Collected data entries
──────

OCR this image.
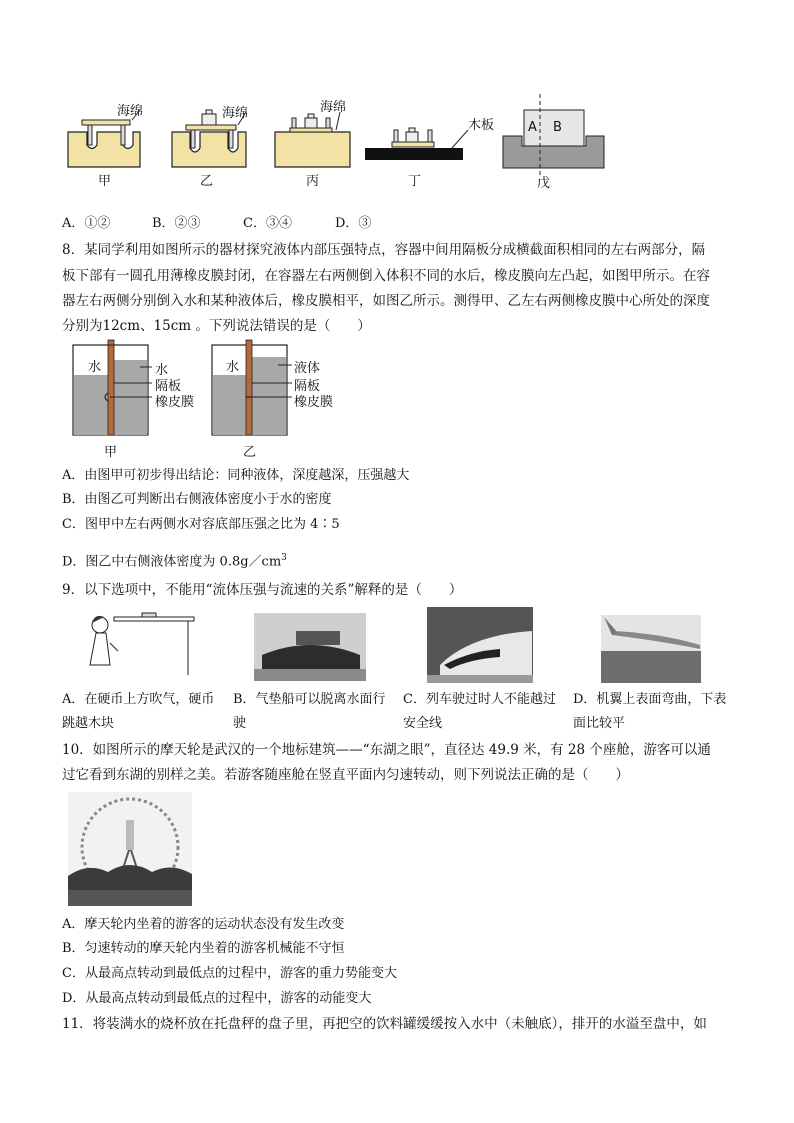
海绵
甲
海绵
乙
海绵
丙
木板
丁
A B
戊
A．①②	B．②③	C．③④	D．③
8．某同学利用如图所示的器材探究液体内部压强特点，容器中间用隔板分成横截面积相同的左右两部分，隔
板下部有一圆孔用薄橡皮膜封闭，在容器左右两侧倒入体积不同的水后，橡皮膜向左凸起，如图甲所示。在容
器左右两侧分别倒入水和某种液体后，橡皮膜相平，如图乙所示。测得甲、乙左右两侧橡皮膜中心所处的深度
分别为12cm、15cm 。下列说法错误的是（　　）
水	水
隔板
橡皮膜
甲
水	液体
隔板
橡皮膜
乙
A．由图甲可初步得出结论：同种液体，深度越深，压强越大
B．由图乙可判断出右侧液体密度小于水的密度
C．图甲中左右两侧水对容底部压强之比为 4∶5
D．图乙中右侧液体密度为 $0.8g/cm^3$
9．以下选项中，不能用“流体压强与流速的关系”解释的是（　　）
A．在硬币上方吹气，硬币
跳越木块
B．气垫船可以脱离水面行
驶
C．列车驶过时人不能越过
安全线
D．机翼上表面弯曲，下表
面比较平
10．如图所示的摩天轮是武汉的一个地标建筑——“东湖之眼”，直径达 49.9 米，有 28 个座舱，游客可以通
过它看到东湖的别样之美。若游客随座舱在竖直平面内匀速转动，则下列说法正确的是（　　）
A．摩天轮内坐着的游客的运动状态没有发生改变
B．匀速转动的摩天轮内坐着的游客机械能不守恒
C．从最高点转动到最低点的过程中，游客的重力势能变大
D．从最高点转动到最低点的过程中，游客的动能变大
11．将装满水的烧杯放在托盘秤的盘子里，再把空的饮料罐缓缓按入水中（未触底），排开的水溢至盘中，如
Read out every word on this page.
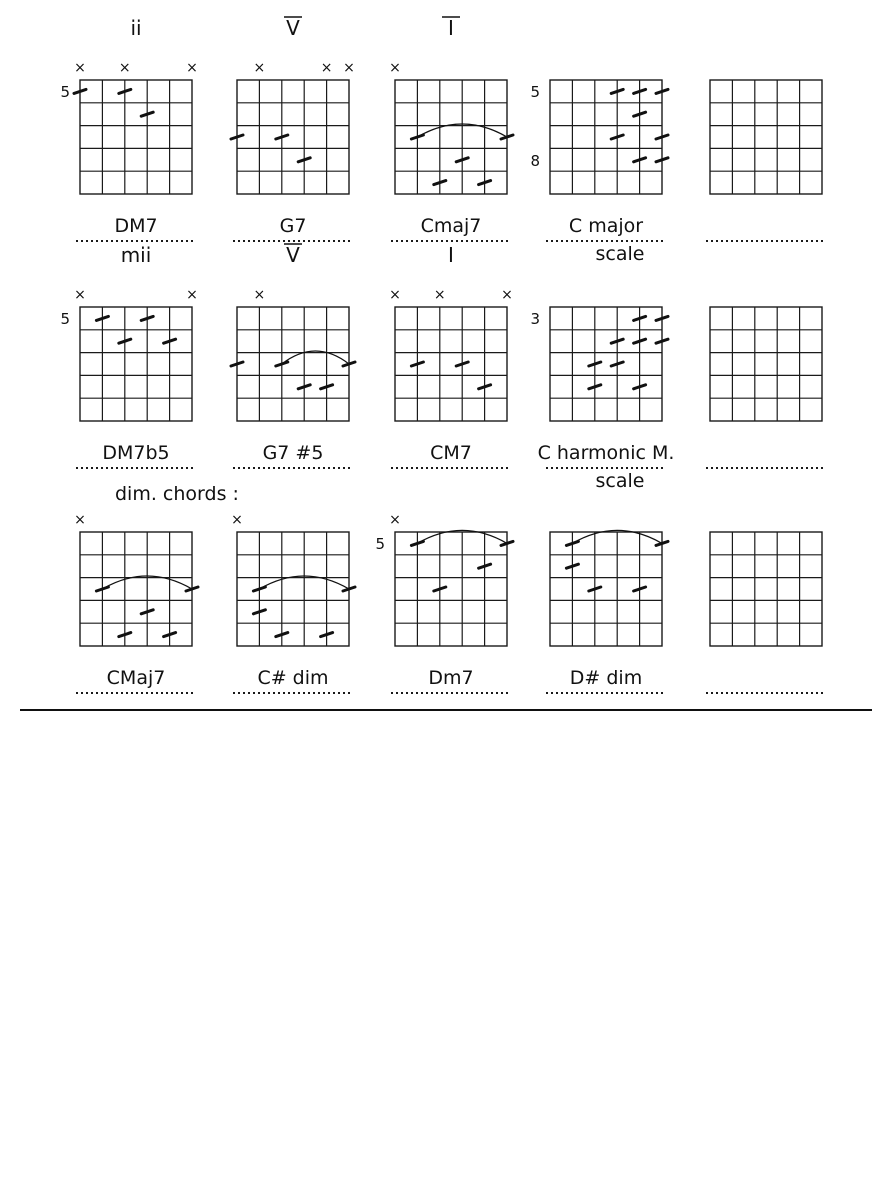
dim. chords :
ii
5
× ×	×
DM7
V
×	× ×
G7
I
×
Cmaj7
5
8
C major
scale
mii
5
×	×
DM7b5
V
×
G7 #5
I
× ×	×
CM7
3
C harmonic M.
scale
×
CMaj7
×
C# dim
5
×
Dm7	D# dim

──────

:: Problem to solve ::
Using the entries above, find all lines with "this". Copy them.

:: Written answer ::
OCR this image.
Read out every word on this page.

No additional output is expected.